-- START --

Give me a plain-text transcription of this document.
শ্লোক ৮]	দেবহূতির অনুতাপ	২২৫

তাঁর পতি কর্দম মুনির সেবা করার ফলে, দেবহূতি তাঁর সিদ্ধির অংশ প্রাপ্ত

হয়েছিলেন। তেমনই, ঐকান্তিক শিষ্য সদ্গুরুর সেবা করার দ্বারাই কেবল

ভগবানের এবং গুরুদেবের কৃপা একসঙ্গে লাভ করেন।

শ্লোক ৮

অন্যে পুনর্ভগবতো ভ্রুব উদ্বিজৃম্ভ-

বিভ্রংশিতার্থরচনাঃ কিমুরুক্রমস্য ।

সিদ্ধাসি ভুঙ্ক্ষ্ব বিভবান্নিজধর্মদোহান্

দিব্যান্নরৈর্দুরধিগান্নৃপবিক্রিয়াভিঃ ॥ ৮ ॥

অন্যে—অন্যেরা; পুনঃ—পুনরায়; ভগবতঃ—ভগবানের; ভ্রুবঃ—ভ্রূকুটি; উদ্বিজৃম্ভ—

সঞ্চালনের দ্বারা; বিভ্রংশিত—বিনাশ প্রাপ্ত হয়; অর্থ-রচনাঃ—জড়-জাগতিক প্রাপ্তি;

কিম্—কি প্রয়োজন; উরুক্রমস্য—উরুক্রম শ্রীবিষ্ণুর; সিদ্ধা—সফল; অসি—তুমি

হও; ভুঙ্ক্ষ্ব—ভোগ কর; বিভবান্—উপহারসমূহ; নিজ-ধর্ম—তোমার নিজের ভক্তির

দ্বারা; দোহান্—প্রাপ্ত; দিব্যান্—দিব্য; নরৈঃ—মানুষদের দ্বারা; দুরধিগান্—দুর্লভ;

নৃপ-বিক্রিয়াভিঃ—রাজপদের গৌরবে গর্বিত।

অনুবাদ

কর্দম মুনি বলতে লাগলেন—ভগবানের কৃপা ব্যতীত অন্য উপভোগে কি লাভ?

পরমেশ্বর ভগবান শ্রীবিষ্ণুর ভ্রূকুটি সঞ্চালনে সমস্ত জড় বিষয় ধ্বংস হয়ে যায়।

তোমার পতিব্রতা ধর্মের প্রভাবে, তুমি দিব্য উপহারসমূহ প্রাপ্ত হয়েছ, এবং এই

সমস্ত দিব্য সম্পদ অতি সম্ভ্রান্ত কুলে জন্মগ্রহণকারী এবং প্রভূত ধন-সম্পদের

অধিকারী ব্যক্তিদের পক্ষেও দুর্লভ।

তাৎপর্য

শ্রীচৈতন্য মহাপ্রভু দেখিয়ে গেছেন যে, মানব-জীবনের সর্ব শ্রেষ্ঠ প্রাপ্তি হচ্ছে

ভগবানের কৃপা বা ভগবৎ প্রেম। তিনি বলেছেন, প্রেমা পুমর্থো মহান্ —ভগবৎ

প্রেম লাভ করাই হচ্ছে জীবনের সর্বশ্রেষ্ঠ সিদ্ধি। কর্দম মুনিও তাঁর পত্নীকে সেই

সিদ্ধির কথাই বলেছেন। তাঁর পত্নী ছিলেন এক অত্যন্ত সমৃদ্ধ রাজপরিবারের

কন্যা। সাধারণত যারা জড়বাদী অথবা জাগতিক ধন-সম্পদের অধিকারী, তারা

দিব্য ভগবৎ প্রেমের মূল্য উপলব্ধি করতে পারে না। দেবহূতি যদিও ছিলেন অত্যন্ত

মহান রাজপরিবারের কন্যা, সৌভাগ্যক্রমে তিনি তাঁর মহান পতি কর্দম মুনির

-- END --

* **Stated task**
Set down the entries above again, word for word.

* **Answer for this exercise**
Give me a plain-text transcription of this document.
শ্লোক ৮]	দেবহূতির অনুতাপ	২২৫

তাঁর পতি কর্দম মুনির সেবা করার ফলে, দেবহূতি তাঁর সিদ্ধির অংশ প্রাপ্ত

হয়েছিলেন। তেমনই, ঐকান্তিক শিষ্য সদ্গুরুর সেবা করার দ্বারাই কেবল

ভগবানের এবং গুরুদেবের কৃপা একসঙ্গে লাভ করেন।

শ্লোক ৮

অন্যে পুনর্ভগবতো ভ্রুব উদ্বিজৃম্ভ-

বিভ্রংশিতার্থরচনাঃ কিমুরুক্রমস্য ।

সিদ্ধাসি ভুঙ্ক্ষ্ব বিভবান্নিজধর্মদোহান্

দিব্যান্নরৈর্দুরধিগান্নৃপবিক্রিয়াভিঃ ॥ ৮ ॥

অন্যে—অন্যেরা; পুনঃ—পুনরায়; ভগবতঃ—ভগবানের; ভ্রুবঃ—ভ্রূকুটি; উদ্বিজৃম্ভ—

সঞ্চালনের দ্বারা; বিভ্রংশিত—বিনাশ প্রাপ্ত হয়; অর্থ-রচনাঃ—জড়-জাগতিক প্রাপ্তি;

কিম্—কি প্রয়োজন; উরুক্রমস্য—উরুক্রম শ্রীবিষ্ণুর; সিদ্ধা—সফল; অসি—তুমি

হও; ভুঙ্ক্ষ্ব—ভোগ কর; বিভবান্—উপহারসমূহ; নিজ-ধর্ম—তোমার নিজের ভক্তির

দ্বারা; দোহান্—প্রাপ্ত; দিব্যান্—দিব্য; নরৈঃ—মানুষদের দ্বারা; দুরধিগান্—দুর্লভ;

নৃপ-বিক্রিয়াভিঃ—রাজপদের গৌরবে গর্বিত।

অনুবাদ

কর্দম মুনি বলতে লাগলেন—ভগবানের কৃপা ব্যতীত অন্য উপভোগে কি লাভ?

পরমেশ্বর ভগবান শ্রীবিষ্ণুর ভ্রূকুটি সঞ্চালনে সমস্ত জড় বিষয় ধ্বংস হয়ে যায়।

তোমার পতিব্রতা ধর্মের প্রভাবে, তুমি দিব্য উপহারসমূহ প্রাপ্ত হয়েছ, এবং এই

সমস্ত দিব্য সম্পদ অতি সম্ভ্রান্ত কুলে জন্মগ্রহণকারী এবং প্রভূত ধন-সম্পদের

অধিকারী ব্যক্তিদের পক্ষেও দুর্লভ।

তাৎপর্য

শ্রীচৈতন্য মহাপ্রভু দেখিয়ে গেছেন যে, মানব-জীবনের সর্ব শ্রেষ্ঠ প্রাপ্তি হচ্ছে

ভগবানের কৃপা বা ভগবৎ প্রেম। তিনি বলেছেন, প্রেমা পুমর্থো মহান্ —ভগবৎ

প্রেম লাভ করাই হচ্ছে জীবনের সর্বশ্রেষ্ঠ সিদ্ধি। কর্দম মুনিও তাঁর পত্নীকে সেই

সিদ্ধির কথাই বলেছেন। তাঁর পত্নী ছিলেন এক অত্যন্ত সমৃদ্ধ রাজপরিবারের

কন্যা। সাধারণত যারা জড়বাদী অথবা জাগতিক ধন-সম্পদের অধিকারী, তারা

দিব্য ভগবৎ প্রেমের মূল্য উপলব্ধি করতে পারে না। দেবহূতি যদিও ছিলেন অত্যন্ত

মহান রাজপরিবারের কন্যা, সৌভাগ্যক্রমে তিনি তাঁর মহান পতি কর্দম মুনির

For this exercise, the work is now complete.